Extrait sélectionné:
Cet interventionnisme débridé s’est traduit, ces dernières années, par la mise en place d’un règlement (le RGPD) et d’une directive, dite Copyright.

J’avais ainsi, dans de précédents articles, détaillé la mise en place de ce règlement au départ destiné à protéger les petits internautes, bipèdes un peu idiots que seules les administrations semblaient capables de protéger des entreprises turbocapitalistes ultralibérales assoiffées de leurs données personnelles, et j’avais correctement noté que ces mesures aboutiraient fort probablement à une palanquée d’effets pervers imprévus. C’est sans surprise qu’on découvrait ensuite que ce règlement avait essentiellement défavorisé les petites entreprises et largement favorisé les grosses.

Soit exactement l’effet inverse de celui recherché.

De la même façon, j’avais noté que les agitations incontrôlées du législateur dans le monde de l’Internet, poussé aux fesses par les indéboulonnables lobbys des sociétés de droit d’auteur diverses et variées, aboutiraient plus que sûrement à des effets de bords désastreux lorsque fut introduite la directive européenne sur la gestion du droit d’auteur dans le monde numérique. Pour rappel, cette directive prétendait apporter une solution législative soi-disant opérationnelle d’encadrement des usages des biens numériques au regard du droit d’auteur, depuis les citations de presse jusqu’aux liens de page en page, en passant par les mèmes rigolos.

Là encore, sans la moindre surprise, on découvrit assez rapidement que les grosses entreprises s’adaptèrent rapidement à la nouvelle donne, au détriment des moins agiles et des plus petites qui, elles, durent soit changer de modèle économique, soit périr discrètement dans l’indifférence des médias. Parallèlement et là encore, en accord avec ce que les experts avaient clairement annoncé sans jamais avoir été entendus, différentes affaires s’accumulaient montrant les dérives rapides et inévitables que cette directive entraînait : mise en place de filtres massifs sur différents supports, montée en puissance d’une censure a priori – rebaptisée filtrage pour faire passer la pilule…

Bref, l’Internet, par le truchement d’une nouvelle bordée de lois mal boutiquées et contre-productives, poussées par les intérêts bien compris d’un ancien monde arc-bouté sur ses privilèges poussiéreux, prenait encore une fois un tournant détestable vers davantage de concentration, de connivence et moins de liberté.

C’est dans ce contexte déjà relativement agité qu’on apprend récemment que Google vient de changer la façon dont seront indexés et représentés les articles de presse dans son portail thématique.

Dès janvier, en réponse à la mise en place de cette nouvelle directive, Google avait clairement annoncé réfléchir à la possibilité de mettre fin, purement et simplement, à l’indexation des sites de presse pour éviter de tomber sous le coup de la loi qui lui imposait notamment une rémunération de ces sites en fonction du trafic ainsi généré.

Informations fournies:
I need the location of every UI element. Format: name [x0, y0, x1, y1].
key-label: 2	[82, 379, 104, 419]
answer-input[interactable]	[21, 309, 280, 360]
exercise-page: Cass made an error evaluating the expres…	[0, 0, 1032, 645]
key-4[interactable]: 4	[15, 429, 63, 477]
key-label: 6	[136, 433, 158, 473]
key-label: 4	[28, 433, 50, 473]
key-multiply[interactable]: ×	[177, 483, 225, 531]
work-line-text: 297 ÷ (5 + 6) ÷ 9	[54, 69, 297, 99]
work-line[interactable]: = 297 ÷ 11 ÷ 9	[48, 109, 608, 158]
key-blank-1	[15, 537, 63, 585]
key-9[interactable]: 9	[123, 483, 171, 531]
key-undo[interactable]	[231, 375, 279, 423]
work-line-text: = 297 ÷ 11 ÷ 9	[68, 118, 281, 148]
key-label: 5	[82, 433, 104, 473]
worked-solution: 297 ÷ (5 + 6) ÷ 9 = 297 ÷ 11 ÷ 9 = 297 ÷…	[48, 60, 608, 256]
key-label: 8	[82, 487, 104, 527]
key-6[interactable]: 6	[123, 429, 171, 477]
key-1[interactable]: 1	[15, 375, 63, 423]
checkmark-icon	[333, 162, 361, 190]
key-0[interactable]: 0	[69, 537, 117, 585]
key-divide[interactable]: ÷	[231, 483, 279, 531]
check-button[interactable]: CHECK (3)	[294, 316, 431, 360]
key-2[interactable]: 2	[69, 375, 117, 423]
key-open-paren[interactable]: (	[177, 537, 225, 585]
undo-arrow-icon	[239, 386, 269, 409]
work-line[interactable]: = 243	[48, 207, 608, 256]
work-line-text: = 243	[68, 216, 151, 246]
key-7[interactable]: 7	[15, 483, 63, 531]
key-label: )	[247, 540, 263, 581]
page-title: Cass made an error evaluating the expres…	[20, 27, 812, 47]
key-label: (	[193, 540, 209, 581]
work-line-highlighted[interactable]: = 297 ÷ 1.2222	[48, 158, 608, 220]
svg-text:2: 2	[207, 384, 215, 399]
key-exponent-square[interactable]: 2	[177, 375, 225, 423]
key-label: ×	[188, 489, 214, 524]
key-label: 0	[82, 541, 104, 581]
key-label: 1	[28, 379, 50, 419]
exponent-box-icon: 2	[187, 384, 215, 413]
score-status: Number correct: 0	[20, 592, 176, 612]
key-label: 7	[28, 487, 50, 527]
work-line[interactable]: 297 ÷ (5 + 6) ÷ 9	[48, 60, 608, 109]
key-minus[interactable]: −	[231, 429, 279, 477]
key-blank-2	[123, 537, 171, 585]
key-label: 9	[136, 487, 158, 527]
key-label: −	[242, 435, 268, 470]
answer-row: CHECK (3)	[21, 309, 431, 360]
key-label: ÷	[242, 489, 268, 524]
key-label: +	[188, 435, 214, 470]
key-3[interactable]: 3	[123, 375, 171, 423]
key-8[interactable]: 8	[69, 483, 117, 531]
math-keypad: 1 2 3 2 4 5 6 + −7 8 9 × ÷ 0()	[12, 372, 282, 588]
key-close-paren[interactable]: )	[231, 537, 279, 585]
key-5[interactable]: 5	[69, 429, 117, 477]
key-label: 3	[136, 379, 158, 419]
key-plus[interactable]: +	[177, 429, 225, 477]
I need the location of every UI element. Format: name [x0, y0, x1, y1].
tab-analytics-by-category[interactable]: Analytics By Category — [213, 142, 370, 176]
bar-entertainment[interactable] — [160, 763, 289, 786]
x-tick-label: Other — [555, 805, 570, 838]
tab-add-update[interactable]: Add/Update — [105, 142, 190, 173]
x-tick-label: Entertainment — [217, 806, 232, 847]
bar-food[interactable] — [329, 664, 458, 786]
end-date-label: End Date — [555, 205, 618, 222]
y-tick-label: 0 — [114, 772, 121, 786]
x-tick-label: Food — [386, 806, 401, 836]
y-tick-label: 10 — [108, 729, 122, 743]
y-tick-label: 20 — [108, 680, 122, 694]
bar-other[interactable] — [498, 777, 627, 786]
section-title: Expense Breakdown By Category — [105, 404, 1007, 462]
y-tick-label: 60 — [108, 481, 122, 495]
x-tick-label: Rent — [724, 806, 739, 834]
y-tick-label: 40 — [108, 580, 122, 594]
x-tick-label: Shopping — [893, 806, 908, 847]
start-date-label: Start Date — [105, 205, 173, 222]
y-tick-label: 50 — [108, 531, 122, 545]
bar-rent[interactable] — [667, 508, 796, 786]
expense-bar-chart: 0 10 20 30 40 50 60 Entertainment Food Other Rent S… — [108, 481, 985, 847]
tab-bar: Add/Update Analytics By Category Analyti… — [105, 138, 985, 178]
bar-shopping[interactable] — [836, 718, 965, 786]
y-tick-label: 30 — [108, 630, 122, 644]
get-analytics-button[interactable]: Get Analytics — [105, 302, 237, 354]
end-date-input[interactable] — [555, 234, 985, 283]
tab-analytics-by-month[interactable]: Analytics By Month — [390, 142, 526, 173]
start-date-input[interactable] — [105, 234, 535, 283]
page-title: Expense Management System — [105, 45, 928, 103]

Énoncé du problème:
Répondez brièvement, d'après l'extrait sur le RGPD et la directive Copyright, aux questions suivantes.
1. Quelles entreprises le règlement a-t-il essentiellement défavorisées ?
2. Sous quel nom la censure a priori a-t-elle été rebaptisée ?
3. Dès quel mois Google avait-il annoncé réfléchir à mettre fin à l'indexation des sites de presse ?

Problème résolu:
1. Les petites entreprises.
2. Le filtrage.
3. Dès janvier.